§ **PROBLEM DETAILS**
Pull each line containing "blocked" out of the data and copy it.

§ **SUPPLIED DATA**

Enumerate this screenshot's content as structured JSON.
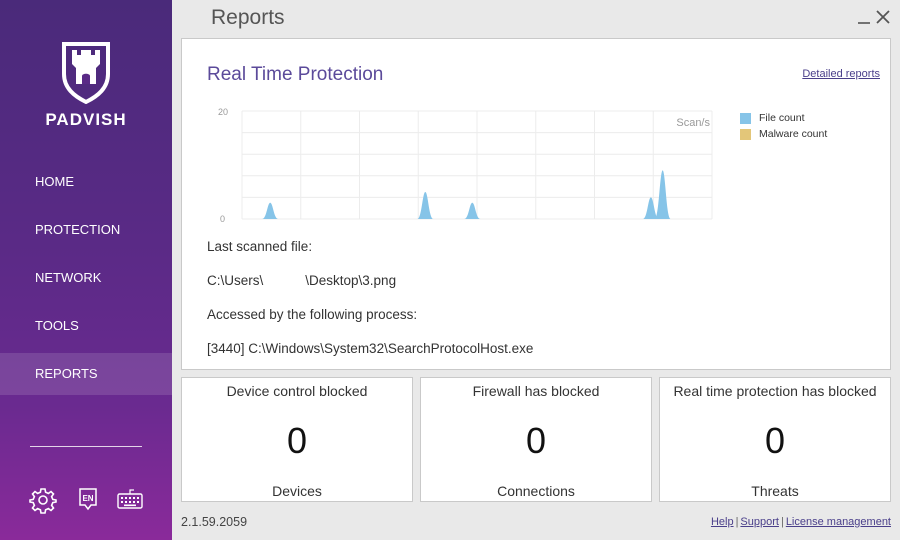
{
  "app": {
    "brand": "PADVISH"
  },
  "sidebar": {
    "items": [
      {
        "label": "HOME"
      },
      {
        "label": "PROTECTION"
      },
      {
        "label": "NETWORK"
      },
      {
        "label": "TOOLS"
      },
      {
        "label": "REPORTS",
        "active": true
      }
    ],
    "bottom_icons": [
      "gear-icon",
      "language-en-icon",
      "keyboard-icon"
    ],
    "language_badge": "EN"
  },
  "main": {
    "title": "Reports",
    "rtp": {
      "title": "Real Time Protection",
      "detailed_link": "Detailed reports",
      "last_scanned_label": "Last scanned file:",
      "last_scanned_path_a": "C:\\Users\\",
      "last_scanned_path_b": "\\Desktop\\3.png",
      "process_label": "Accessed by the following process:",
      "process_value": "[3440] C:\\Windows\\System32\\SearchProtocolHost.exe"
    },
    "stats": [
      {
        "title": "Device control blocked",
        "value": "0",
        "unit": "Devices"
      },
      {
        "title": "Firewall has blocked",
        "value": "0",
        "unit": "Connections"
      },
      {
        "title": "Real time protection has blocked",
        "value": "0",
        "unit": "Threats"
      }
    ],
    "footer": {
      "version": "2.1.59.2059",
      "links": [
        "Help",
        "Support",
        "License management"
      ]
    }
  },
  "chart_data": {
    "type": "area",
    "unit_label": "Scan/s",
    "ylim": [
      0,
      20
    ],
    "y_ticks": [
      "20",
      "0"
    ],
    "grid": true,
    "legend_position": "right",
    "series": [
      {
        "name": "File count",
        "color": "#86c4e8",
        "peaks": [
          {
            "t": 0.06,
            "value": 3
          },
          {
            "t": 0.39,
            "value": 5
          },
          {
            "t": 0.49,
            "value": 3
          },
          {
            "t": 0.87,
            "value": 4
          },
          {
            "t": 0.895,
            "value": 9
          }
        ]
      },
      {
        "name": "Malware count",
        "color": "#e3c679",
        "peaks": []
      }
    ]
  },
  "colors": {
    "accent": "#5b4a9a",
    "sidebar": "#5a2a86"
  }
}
==
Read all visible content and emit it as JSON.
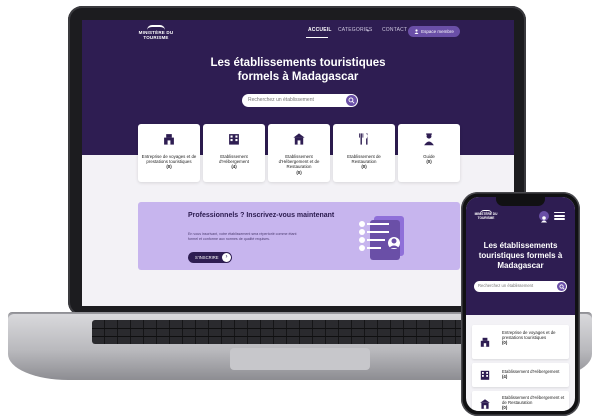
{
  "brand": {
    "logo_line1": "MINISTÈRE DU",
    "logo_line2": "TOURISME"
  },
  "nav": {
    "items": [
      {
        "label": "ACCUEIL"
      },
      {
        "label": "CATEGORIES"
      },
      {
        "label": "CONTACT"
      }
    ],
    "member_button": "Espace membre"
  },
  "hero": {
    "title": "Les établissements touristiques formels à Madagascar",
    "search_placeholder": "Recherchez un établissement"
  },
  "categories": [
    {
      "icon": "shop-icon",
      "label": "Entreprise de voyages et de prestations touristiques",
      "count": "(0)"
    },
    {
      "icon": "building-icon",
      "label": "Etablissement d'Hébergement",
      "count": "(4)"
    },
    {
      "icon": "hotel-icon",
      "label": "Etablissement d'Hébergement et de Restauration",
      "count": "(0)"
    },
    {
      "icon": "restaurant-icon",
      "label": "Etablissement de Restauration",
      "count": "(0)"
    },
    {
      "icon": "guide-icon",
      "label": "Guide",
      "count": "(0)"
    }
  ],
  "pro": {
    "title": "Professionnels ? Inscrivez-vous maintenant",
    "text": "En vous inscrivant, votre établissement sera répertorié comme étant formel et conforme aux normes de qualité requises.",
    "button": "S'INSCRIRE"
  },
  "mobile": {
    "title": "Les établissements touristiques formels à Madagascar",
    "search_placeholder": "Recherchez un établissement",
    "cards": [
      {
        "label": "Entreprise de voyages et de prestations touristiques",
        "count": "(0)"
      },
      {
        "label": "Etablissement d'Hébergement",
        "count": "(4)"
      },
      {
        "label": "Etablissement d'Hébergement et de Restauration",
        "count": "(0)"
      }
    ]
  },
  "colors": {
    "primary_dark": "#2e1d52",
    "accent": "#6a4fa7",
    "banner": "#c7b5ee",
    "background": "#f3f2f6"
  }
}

§ **WRITTEN REPLY**
        "title": "Device control blocked",
        "title": "Firewall has blocked",
        "title": "Real time protection has blocked",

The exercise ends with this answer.